** Begin Data for the task **

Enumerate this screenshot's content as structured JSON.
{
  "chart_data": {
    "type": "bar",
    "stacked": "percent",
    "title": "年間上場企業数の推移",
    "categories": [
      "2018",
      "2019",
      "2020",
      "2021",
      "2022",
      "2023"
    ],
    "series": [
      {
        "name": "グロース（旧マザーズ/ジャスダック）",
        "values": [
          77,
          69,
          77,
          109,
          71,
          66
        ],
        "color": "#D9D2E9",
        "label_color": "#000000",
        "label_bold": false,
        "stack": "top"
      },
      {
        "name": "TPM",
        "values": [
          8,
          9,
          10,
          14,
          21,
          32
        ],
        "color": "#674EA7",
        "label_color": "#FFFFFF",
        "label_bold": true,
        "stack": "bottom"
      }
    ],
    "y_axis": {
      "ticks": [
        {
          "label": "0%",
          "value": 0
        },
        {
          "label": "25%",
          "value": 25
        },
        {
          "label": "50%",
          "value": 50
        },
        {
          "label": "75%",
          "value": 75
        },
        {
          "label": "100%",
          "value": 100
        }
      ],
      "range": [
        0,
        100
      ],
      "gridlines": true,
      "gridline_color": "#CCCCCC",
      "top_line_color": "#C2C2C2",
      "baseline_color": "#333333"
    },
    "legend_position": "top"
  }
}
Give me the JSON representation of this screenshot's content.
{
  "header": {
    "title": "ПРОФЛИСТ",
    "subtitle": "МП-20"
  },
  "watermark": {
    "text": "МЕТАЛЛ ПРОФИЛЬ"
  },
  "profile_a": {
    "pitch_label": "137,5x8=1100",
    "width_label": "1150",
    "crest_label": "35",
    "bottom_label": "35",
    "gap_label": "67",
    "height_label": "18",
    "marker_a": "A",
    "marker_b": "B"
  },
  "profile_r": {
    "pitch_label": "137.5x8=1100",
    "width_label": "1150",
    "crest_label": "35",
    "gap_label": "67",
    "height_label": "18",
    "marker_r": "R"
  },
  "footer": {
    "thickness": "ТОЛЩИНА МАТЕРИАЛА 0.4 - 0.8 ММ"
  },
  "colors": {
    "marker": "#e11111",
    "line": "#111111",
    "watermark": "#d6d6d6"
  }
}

** End Data for the task **

Request: Copy every line of the records above that holds the word "JSON".

Output below:
Enumerate this screenshot's content as structured JSON.
Give me the JSON representation of this screenshot's content.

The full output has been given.